## PROVIDED TEXT
The highlight of the 1 IV is its continuous zoom telephoto lens, a major improvement over its predecessor's variable zoom telephoto. It is a 12 MP 1/3.5" sensor with 1.0 μm pixels and PDAF, contained in the same periscope design like the 1 III, it can now zoom between 85 mm and 125 mm without any stepping or using digital zoom, just like a true digital camera. There is no confirm detail on the specific Sony IMX sensor used on the telephoto, other than some insights by independent reviewers such as GSMArena where they've discovered that it is “presumably” an IMX650, a 40-MP sensor with a 1/1.7-inch optical format that was last used on the Huawei P30 and P30 Pro smartphones. Whether this is true, either implementing the same 12-MP crop as the Xperia PRO-I on the IMX650, or the hardware information app HWiNFO used could be reporting incorrect data (which according to Notebookcheck seems unlikely), or if it's using a new or unknown IMX sensor altogether, remains to be seen.

All 3 cameras of the 1 IV use ZEISS T✻ (T-Star) anti-reflective coating on each lens and has support for 4K video recording up to 120 FPS and 2K for up to 120 FPS like its predecessors, and it improves on the 20 FPS burst feature where it is now available on all 3 cameras. Digital zoom on the main camera can reach the equivalent of 300 mm with the "AI super resolution zoom" first featured on the 1 III. It also has improved Realtime Tracking with enhanced Eye AF for human, animals and birds, instantly locking focus on the subject's eyes without losing track upon sudden loss of focus from the frame.

## EXTRACTED MATERIAL
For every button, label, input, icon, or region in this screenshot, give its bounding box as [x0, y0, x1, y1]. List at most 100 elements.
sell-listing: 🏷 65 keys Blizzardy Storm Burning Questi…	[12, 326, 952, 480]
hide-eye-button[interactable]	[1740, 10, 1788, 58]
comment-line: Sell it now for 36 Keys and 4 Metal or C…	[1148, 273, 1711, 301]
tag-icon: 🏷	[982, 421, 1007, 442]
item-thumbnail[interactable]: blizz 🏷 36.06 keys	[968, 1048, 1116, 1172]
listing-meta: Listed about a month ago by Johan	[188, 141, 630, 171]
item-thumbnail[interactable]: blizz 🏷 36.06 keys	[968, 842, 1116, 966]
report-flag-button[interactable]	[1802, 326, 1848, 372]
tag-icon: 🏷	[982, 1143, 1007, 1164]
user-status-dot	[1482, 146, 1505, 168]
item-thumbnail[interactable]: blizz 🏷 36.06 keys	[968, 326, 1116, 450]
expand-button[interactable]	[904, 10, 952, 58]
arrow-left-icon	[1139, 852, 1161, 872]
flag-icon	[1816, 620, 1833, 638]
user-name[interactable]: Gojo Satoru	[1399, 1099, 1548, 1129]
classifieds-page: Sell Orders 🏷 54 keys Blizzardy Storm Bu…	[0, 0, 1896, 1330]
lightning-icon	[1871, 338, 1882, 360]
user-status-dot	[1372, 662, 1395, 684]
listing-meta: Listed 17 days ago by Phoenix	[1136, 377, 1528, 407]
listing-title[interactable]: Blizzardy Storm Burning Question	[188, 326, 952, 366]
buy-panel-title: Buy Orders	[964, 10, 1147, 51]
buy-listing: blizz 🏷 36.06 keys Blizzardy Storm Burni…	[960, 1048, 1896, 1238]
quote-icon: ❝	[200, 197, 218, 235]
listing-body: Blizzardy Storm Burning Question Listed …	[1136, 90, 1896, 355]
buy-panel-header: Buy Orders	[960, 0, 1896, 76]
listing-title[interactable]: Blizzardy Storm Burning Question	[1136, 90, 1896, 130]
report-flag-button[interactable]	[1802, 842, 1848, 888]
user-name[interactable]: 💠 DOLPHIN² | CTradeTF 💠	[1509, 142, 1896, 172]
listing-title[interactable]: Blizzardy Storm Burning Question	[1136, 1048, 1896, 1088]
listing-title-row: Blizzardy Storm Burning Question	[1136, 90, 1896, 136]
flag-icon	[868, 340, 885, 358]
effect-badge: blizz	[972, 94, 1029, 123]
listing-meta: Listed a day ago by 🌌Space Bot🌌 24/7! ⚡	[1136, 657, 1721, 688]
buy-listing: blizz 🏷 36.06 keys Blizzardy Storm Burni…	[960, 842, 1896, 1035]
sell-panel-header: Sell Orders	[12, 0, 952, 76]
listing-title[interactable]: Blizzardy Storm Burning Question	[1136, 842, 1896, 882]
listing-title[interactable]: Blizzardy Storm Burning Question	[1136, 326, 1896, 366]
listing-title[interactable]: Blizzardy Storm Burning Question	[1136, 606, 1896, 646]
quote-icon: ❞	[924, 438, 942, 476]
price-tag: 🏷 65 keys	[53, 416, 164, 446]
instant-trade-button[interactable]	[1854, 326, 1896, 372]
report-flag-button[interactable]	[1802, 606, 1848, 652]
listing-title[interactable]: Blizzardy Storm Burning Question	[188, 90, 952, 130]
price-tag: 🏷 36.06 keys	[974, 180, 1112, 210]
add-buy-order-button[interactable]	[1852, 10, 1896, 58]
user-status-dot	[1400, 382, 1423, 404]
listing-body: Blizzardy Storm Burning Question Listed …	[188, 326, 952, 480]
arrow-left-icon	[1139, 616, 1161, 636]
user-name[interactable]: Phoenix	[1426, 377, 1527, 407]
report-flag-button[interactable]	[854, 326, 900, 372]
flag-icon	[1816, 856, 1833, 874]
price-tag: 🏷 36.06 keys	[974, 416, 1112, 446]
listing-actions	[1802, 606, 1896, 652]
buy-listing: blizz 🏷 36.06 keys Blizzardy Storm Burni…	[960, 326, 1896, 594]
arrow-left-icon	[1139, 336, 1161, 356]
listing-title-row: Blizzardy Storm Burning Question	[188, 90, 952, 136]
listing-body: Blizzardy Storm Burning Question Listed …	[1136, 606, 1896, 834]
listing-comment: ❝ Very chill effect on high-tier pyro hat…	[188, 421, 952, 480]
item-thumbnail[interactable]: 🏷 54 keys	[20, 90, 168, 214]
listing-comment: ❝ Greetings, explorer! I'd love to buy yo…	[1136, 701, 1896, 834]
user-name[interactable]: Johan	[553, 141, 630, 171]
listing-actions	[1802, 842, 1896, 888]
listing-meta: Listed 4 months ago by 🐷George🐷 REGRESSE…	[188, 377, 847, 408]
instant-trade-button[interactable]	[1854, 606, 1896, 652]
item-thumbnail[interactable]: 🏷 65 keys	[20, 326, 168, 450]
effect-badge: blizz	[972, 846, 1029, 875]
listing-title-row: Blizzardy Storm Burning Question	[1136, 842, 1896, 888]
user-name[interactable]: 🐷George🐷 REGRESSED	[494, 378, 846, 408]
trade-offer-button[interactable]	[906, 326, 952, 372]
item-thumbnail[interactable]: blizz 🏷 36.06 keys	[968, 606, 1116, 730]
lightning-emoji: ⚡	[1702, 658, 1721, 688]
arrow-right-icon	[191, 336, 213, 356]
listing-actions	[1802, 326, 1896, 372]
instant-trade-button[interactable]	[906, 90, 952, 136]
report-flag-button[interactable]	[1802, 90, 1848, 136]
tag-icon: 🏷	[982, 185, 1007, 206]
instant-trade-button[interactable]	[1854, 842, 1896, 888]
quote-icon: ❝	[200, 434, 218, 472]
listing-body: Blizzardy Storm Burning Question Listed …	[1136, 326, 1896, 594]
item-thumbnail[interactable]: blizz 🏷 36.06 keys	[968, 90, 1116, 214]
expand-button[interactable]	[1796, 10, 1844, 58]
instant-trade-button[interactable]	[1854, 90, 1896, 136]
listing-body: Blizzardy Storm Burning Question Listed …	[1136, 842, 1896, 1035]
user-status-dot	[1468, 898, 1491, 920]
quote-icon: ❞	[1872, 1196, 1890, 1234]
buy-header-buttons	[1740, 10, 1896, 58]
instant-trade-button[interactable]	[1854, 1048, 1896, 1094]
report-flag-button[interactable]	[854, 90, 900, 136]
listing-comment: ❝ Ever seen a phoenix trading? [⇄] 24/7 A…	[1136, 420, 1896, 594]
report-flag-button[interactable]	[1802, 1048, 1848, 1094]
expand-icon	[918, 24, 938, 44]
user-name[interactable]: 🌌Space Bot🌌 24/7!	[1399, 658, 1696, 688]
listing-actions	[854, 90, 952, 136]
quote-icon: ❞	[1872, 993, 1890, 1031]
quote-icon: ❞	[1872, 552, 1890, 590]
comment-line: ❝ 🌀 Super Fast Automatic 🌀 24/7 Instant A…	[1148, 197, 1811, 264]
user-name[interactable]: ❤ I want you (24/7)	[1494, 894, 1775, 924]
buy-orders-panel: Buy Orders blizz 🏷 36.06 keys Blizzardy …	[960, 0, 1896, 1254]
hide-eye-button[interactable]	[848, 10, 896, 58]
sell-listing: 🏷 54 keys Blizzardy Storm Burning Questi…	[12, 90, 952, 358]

## REQUIRED ACTIONS
a: In the camera passage, rename "burst feature" to "burst mode" and give the passage again from "All 3 cameras of" to "from the frame.".
b: Summarize the camera passage in two sentences.

## ANSWERS BY ITEM NUMBER
a:
All 3 cameras of the 1 IV use ZEISS T✻ (T-Star) anti-reflective coating on each lens and has support for 4K video recording up to 120 FPS and 2K for up to 120 FPS like its predecessors, and it improves on the 20 FPS burst mode where it is now available on all 3 cameras. Digital zoom on the main camera can reach the equivalent of 300 mm with the "AI super resolution zoom" first featured on the 1 III. It also has improved Realtime Tracking with enhanced Eye AF for human, animals and birds, instantly locking focus on the subject's eyes without losing track upon sudden loss of focus from the frame.

b: The highlight of the 1 IV is its continuous zoom telephoto lens, which can zoom between 85 mm and 125 mm without stepping or digital zoom, though the specific Sony IMX sensor behind it has not been confirmed. All three of its cameras use ZEISS T✻ anti-reflective coating and offer the 20 FPS burst feature, and the phone also has improved Realtime Tracking with enhanced Eye AF for humans, animals and birds.